Fragment dokumentu:
::::::::

W MECZU WICELIDERA (PIASTA) Z LIDEREM (BŁĘKITNYMI JERZMANOWO) GÓRĄ GOŚCIE

Z zaciekawieniem oczekiwaliśmy meczu z udziałem dwóch najlepszych drużyn Wrocławskiej III Ligi Okręgowej Juniorów Młodszych.  Zanim rozległ się pierwszy gwizdek sędziego, mieliśmy matematyczne szanse na przeskoczenie mistrza. Do konfrontacji liderujących drużyn doszło w minioną sobotę, 12 października 2019 roku na dobrze przygotowanym do gry boisku w Żmigródku. Z jednej strony doświadczony lider z Jerzmanowa, z 9 zawodnikami urodzonymi w roku 2003  pierwszym składzie, a z drugiej młodziutki wicelider (Piast) z 5 piłkarzami z rocznika 2005. Różnica wieku zasadnicza na naszą niekorzyść oczywiście.

::::::::

Dane:
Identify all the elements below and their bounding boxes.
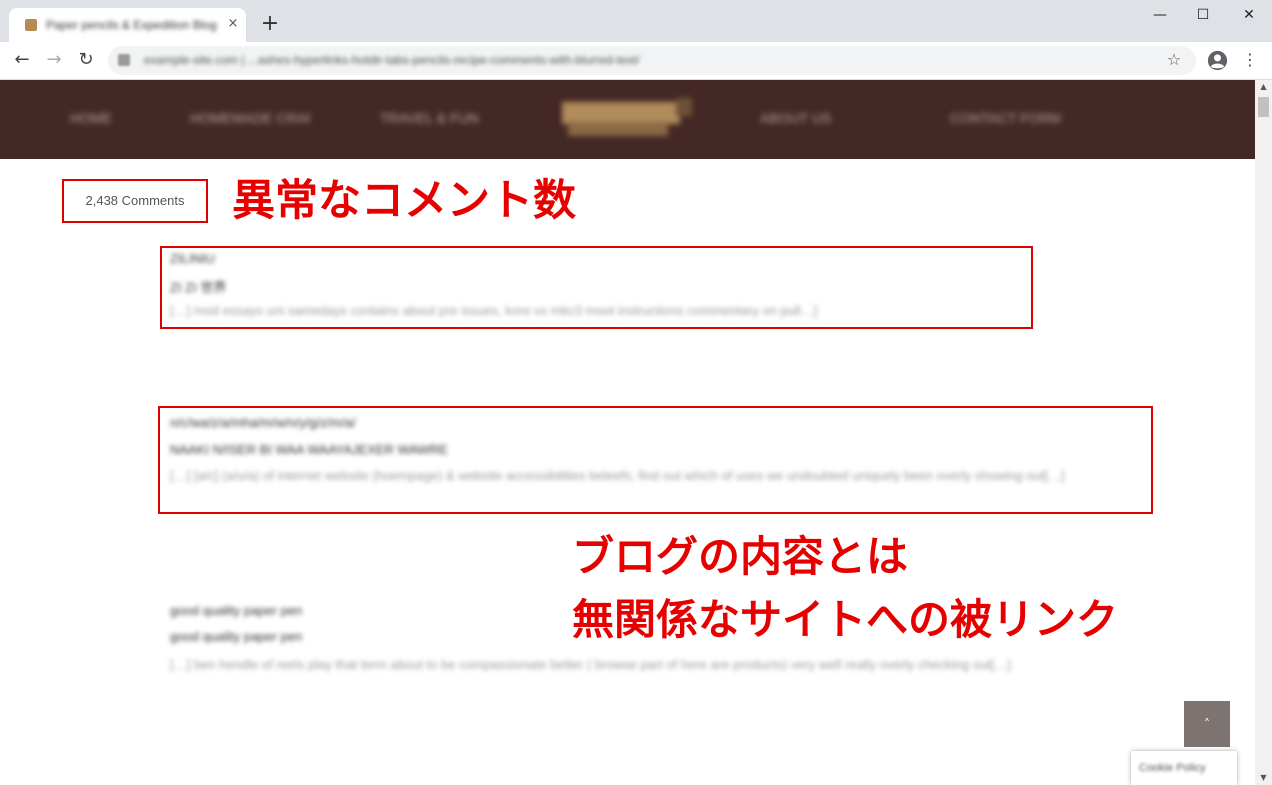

::::::::

Opis zadania:
Proszę napisać dalszy ciąg relacji z meczu Piasta z Błękitnymi Jerzmanowo, rozpoczynając tuż po zdaniu „Różnica wieku zasadnicza na naszą niekorzyść oczywiście.”

Odpowiedź:
Pierwsza połowa była szczególnie ważna, to w niej teoretycznie mieliśmy większe szanse na strzelenie gola, ponieważ graliśmy w optymalnym tego dnia składzie. Niestety bramki dającej prowadzenie nie udało się strzelić. Goście byli bardziej konkretni. W 36. minucie objęli prowadzenie. Autorem celnego trafienia był Mateusz Mondry. W przerwie trener Piasta Przemysław  Wawrzyniak dokonał 3 wymuszone zmiany. Czwarta, a pierwsza w kolejności miała miejsce już  20. minucie. Boisko opuścili: Hamlet Mkrtchyan, Piotr Puszko, Maksymilian Łakomy i Hubert Rupociński, a więc gracze, którzy zostali powołani do kadry na niedzielny mecz juniorów starszych w Lidze Wojewódzkim. Mocniejsi fizycznie – ale nie lepsi piłkarsko – przyjezdni potwierdzili, że jesienią zasłużenie prowadzą w lidze. Swoją optyczną przewagę udokumentowali strzeleniem jeszcze trzech goli. Wszystkie uzyskał Wicent Pietryniak. Piast odpowiedział jednym trafieniem Mateusza Filipowskiego, za to bardzo ładnym, zza pola karnego

.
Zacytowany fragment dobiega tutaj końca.